**GIVEN EXERCISE**
Look through the lines below and extract each one that contains "Bożego".

**STORED RECORDS**

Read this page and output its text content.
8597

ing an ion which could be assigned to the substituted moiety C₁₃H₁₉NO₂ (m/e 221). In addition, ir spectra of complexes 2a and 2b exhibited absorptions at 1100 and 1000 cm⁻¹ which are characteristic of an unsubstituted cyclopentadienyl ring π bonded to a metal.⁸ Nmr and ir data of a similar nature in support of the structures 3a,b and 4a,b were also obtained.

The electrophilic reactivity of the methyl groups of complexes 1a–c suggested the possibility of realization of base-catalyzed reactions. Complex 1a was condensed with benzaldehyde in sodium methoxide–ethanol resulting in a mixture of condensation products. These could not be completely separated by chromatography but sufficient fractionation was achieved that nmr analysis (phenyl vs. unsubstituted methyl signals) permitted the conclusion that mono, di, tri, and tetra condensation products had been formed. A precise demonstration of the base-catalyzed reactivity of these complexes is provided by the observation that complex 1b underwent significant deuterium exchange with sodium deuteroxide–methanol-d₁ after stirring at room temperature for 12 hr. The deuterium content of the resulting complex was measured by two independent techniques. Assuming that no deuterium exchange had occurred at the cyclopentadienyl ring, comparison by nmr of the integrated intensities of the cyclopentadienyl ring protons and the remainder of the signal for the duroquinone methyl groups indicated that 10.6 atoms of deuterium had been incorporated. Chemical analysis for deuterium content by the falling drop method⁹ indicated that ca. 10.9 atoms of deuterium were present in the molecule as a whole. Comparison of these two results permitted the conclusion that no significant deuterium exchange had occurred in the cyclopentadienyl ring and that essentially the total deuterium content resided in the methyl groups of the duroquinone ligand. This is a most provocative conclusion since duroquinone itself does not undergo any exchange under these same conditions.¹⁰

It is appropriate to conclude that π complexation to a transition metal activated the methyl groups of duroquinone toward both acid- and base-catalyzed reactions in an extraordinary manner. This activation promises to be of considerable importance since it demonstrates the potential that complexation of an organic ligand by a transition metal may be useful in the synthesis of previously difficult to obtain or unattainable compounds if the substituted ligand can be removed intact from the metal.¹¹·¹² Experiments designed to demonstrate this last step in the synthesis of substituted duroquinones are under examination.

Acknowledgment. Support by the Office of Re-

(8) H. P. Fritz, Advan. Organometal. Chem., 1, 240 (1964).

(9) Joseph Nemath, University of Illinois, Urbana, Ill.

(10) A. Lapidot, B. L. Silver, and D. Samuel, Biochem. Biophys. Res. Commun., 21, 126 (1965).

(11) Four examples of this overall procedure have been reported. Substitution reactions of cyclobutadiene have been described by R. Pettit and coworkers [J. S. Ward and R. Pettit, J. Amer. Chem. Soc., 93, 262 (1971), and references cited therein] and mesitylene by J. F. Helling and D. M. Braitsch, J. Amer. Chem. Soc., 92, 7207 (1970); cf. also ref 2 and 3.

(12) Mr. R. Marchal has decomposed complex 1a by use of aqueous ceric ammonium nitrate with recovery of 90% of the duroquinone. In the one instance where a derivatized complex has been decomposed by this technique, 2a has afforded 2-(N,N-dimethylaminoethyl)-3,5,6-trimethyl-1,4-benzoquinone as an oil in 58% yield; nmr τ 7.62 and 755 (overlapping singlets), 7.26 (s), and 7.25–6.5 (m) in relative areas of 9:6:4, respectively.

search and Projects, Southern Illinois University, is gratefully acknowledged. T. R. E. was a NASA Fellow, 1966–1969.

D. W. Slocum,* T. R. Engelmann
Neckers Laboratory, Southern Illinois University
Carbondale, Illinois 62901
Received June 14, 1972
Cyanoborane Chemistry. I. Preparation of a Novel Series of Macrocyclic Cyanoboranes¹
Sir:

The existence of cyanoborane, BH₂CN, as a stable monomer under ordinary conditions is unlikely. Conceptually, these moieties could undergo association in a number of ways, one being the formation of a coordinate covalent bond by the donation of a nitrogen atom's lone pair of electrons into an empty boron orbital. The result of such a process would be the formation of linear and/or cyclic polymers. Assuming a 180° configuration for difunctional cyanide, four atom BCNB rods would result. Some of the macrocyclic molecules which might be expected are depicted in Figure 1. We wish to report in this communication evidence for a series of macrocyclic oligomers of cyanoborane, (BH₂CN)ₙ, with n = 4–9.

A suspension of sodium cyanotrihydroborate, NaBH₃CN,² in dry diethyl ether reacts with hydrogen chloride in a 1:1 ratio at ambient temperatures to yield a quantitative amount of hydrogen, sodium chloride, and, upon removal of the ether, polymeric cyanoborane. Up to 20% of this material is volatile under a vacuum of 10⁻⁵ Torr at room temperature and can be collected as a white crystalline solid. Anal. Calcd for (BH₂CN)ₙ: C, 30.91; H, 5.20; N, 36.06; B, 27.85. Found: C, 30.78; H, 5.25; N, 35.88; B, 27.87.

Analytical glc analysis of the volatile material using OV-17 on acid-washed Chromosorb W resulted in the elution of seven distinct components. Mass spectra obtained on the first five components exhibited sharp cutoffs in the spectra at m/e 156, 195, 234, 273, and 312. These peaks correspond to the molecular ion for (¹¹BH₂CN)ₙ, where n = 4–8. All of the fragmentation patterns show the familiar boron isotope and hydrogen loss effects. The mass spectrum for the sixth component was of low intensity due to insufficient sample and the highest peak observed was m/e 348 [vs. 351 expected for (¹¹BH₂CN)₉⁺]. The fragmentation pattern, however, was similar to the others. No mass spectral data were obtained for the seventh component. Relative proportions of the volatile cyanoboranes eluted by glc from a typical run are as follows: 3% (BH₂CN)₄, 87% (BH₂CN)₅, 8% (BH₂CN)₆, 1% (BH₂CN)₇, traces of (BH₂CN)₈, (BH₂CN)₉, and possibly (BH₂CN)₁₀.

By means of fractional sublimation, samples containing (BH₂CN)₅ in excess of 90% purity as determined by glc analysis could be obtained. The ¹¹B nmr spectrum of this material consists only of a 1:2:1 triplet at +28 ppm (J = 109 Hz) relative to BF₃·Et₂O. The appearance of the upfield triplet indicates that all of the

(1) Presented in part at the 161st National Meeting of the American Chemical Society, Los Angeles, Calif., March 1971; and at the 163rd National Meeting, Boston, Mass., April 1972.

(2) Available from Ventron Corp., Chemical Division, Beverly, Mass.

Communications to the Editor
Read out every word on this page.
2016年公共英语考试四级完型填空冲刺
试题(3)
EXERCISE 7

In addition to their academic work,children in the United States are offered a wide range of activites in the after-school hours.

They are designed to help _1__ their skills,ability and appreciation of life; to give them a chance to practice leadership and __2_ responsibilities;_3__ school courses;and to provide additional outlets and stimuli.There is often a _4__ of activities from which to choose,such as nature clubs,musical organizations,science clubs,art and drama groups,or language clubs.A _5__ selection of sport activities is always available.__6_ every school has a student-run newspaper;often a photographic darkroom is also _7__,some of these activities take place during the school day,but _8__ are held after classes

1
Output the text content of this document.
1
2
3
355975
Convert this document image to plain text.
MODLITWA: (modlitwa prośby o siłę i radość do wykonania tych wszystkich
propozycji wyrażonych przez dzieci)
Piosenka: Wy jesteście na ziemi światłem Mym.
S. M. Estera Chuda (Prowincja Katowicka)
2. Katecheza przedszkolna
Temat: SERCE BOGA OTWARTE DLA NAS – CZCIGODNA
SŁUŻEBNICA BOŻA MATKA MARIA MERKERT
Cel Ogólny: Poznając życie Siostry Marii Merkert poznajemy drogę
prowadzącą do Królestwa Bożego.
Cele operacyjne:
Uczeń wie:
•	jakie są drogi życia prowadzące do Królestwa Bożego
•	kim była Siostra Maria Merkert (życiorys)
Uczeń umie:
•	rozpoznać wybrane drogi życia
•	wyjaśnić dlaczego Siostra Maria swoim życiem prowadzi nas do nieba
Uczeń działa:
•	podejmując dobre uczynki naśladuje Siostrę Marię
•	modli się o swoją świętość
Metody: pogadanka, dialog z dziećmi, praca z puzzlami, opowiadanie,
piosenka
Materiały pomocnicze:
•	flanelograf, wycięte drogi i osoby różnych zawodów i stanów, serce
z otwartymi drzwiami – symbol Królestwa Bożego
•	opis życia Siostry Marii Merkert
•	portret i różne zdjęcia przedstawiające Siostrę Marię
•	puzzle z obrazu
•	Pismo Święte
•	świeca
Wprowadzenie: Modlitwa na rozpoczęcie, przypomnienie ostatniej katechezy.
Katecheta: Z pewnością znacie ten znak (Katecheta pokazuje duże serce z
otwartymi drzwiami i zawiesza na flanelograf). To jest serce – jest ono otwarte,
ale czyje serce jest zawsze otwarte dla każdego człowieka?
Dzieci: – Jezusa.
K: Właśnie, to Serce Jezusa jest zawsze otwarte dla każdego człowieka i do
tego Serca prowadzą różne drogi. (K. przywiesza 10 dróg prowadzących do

**FINAL RESULT**
prowadzącą do Królestwa Bożego.
•	jakie są drogi życia prowadzące do Królestwa Bożego
z otwartymi drzwiami – symbol Królestwa Bożego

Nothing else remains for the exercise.